DATASET ROWS:
* begin *

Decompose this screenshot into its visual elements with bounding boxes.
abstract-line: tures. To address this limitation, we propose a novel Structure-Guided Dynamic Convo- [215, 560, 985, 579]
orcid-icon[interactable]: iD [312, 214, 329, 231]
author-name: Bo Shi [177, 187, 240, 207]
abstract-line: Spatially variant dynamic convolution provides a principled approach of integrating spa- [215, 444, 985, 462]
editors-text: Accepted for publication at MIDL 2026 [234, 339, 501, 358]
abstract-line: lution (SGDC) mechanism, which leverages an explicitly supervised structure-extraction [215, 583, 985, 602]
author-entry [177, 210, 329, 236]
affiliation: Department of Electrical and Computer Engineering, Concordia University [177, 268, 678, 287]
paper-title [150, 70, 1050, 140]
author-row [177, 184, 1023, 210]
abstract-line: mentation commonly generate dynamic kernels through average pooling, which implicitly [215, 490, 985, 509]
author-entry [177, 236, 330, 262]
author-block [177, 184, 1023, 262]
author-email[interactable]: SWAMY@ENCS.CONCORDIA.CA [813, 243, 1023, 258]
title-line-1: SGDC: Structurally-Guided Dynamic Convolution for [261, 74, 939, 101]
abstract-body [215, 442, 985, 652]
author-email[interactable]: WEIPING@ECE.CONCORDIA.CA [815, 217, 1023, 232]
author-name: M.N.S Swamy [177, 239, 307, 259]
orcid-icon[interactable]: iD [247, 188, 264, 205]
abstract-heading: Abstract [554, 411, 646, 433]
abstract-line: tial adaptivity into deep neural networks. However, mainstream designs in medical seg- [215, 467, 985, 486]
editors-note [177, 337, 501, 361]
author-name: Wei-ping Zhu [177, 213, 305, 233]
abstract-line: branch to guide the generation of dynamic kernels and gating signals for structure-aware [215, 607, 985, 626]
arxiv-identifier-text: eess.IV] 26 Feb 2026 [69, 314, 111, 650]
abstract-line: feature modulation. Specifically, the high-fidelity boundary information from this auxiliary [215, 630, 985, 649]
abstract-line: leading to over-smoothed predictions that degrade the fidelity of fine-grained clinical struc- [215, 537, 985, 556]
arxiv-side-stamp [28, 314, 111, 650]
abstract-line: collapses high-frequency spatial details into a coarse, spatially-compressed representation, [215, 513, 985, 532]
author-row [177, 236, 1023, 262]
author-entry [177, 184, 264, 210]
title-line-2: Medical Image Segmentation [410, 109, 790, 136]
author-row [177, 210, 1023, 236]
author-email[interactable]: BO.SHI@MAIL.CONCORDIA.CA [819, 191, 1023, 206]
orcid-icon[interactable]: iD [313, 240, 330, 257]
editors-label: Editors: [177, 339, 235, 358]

* end *

STATED PROBLEM: Write out the records above again, switching every "abstract-line" to "abstract-text" and leaving everything else as it is.

TASK OUTPUT:
Decompose this screenshot into its visual elements with bounding boxes.
abstract-text: tures. To address this limitation, we propose a novel Structure-Guided Dynamic Convo- [215, 560, 985, 579]
orcid-icon[interactable]: iD [312, 214, 329, 231]
author-name: Bo Shi [177, 187, 240, 207]
abstract-text: Spatially variant dynamic convolution provides a principled approach of integrating spa- [215, 444, 985, 462]
editors-text: Accepted for publication at MIDL 2026 [234, 339, 501, 358]
abstract-text: lution (SGDC) mechanism, which leverages an explicitly supervised structure-extraction [215, 583, 985, 602]
author-entry [177, 210, 329, 236]
affiliation: Department of Electrical and Computer Engineering, Concordia University [177, 268, 678, 287]
paper-title [150, 70, 1050, 140]
author-row [177, 184, 1023, 210]
abstract-text: mentation commonly generate dynamic kernels through average pooling, which implicitly [215, 490, 985, 509]
author-entry [177, 236, 330, 262]
author-block [177, 184, 1023, 262]
author-email[interactable]: SWAMY@ENCS.CONCORDIA.CA [813, 243, 1023, 258]
title-line-1: SGDC: Structurally-Guided Dynamic Convolution for [261, 74, 939, 101]
abstract-body [215, 442, 985, 652]
author-email[interactable]: WEIPING@ECE.CONCORDIA.CA [815, 217, 1023, 232]
author-name: M.N.S Swamy [177, 239, 307, 259]
orcid-icon[interactable]: iD [247, 188, 264, 205]
abstract-heading: Abstract [554, 411, 646, 433]
abstract-text: tial adaptivity into deep neural networks. However, mainstream designs in medical seg- [215, 467, 985, 486]
editors-note [177, 337, 501, 361]
author-name: Wei-ping Zhu [177, 213, 305, 233]
abstract-text: branch to guide the generation of dynamic kernels and gating signals for structure-aware [215, 607, 985, 626]
arxiv-identifier-text: eess.IV] 26 Feb 2026 [69, 314, 111, 650]
abstract-text: feature modulation. Specifically, the high-fidelity boundary information from this auxiliary [215, 630, 985, 649]
abstract-text: leading to over-smoothed predictions that degrade the fidelity of fine-grained clinical struc- [215, 537, 985, 556]
arxiv-side-stamp [28, 314, 111, 650]
abstract-text: collapses high-frequency spatial details into a coarse, spatially-compressed representation, [215, 513, 985, 532]
author-row [177, 236, 1023, 262]
author-entry [177, 184, 264, 210]
title-line-2: Medical Image Segmentation [410, 109, 790, 136]
author-row [177, 210, 1023, 236]
author-email[interactable]: BO.SHI@MAIL.CONCORDIA.CA [819, 191, 1023, 206]
orcid-icon[interactable]: iD [313, 240, 330, 257]
editors-label: Editors: [177, 339, 235, 358]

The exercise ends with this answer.